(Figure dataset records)
----
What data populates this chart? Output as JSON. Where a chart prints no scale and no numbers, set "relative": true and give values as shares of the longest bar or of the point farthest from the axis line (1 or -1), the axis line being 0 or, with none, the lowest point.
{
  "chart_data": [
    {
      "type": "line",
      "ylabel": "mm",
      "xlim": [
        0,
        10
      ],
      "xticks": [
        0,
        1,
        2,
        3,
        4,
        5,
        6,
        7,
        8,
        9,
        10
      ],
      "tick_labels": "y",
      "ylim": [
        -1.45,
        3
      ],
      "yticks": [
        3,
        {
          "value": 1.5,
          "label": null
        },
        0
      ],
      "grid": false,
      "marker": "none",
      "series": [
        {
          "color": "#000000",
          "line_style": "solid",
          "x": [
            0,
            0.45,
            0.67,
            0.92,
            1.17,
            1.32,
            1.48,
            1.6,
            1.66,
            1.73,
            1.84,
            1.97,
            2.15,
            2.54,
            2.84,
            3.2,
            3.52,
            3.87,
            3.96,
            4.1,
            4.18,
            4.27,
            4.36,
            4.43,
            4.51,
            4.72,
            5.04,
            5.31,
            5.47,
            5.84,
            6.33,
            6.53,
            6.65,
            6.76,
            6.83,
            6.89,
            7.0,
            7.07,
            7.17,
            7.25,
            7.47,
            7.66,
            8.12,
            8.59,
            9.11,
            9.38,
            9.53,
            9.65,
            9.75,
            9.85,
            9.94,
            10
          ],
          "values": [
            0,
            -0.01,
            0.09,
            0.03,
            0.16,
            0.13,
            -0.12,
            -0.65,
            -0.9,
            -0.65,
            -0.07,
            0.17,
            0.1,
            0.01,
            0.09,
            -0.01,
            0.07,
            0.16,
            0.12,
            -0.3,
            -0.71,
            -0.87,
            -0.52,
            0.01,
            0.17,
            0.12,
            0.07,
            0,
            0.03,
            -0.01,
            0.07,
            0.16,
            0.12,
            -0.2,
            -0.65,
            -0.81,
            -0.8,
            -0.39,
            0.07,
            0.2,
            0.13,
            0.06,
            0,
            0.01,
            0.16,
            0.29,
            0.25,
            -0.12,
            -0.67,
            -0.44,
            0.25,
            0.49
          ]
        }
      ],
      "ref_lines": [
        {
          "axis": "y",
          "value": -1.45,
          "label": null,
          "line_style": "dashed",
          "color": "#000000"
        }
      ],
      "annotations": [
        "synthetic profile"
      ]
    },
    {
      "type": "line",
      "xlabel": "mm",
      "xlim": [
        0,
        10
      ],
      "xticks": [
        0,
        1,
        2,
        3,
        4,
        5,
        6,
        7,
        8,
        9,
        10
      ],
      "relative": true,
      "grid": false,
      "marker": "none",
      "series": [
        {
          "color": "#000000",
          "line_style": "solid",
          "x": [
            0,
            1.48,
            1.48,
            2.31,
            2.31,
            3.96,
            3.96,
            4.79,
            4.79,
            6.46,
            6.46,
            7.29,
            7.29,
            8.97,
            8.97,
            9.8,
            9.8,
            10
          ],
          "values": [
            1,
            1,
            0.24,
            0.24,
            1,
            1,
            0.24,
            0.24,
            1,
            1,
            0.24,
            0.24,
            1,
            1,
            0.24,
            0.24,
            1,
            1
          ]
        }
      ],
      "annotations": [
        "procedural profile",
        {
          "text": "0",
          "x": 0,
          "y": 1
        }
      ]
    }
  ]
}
----
SHORT EXERCISE: Transcribe the data. Leave every line exactly as it is.

RESPONSE TO THE EXERCISE:
What data populates this chart? Output as JSON. Where a chart prints no scale and no numbers, set "relative": true and give values as shares of the longest bar or of the point farthest from the axis line (1 or -1), the axis line being 0 or, with none, the lowest point.
{
  "chart_data": [
    {
      "type": "line",
      "ylabel": "mm",
      "xlim": [
        0,
        10
      ],
      "xticks": [
        0,
        1,
        2,
        3,
        4,
        5,
        6,
        7,
        8,
        9,
        10
      ],
      "tick_labels": "y",
      "ylim": [
        -1.45,
        3
      ],
      "yticks": [
        3,
        {
          "value": 1.5,
          "label": null
        },
        0
      ],
      "grid": false,
      "marker": "none",
      "series": [
        {
          "color": "#000000",
          "line_style": "solid",
          "x": [
            0,
            0.45,
            0.67,
            0.92,
            1.17,
            1.32,
            1.48,
            1.6,
            1.66,
            1.73,
            1.84,
            1.97,
            2.15,
            2.54,
            2.84,
            3.2,
            3.52,
            3.87,
            3.96,
            4.1,
            4.18,
            4.27,
            4.36,
            4.43,
            4.51,
            4.72,
            5.04,
            5.31,
            5.47,
            5.84,
            6.33,
            6.53,
            6.65,
            6.76,
            6.83,
            6.89,
            7.0,
            7.07,
            7.17,
            7.25,
            7.47,
            7.66,
            8.12,
            8.59,
            9.11,
            9.38,
            9.53,
            9.65,
            9.75,
            9.85,
            9.94,
            10
          ],
          "values": [
            0,
            -0.01,
            0.09,
            0.03,
            0.16,
            0.13,
            -0.12,
            -0.65,
            -0.9,
            -0.65,
            -0.07,
            0.17,
            0.1,
            0.01,
            0.09,
            -0.01,
            0.07,
            0.16,
            0.12,
            -0.3,
            -0.71,
            -0.87,
            -0.52,
            0.01,
            0.17,
            0.12,
            0.07,
            0,
            0.03,
            -0.01,
            0.07,
            0.16,
            0.12,
            -0.2,
            -0.65,
            -0.81,
            -0.8,
            -0.39,
            0.07,
            0.2,
            0.13,
            0.06,
            0,
            0.01,
            0.16,
            0.29,
            0.25,
            -0.12,
            -0.67,
            -0.44,
            0.25,
            0.49
          ]
        }
      ],
      "ref_lines": [
        {
          "axis": "y",
          "value": -1.45,
          "label": null,
          "line_style": "dashed",
          "color": "#000000"
        }
      ],
      "annotations": [
        "synthetic profile"
      ]
    },
    {
      "type": "line",
      "xlabel": "mm",
      "xlim": [
        0,
        10
      ],
      "xticks": [
        0,
        1,
        2,
        3,
        4,
        5,
        6,
        7,
        8,
        9,
        10
      ],
      "relative": true,
      "grid": false,
      "marker": "none",
      "series": [
        {
          "color": "#000000",
          "line_style": "solid",
          "x": [
            0,
            1.48,
            1.48,
            2.31,
            2.31,
            3.96,
            3.96,
            4.79,
            4.79,
            6.46,
            6.46,
            7.29,
            7.29,
            8.97,
            8.97,
            9.8,
            9.8,
            10
          ],
          "values": [
            1,
            1,
            0.24,
            0.24,
            1,
            1,
            0.24,
            0.24,
            1,
            1,
            0.24,
            0.24,
            1,
            1,
            0.24,
            0.24,
            1,
            1
          ]
        }
      ],
      "annotations": [
        "procedural profile",
        {
          "text": "0",
          "x": 0,
          "y": 1
        }
      ]
    }
  ]
}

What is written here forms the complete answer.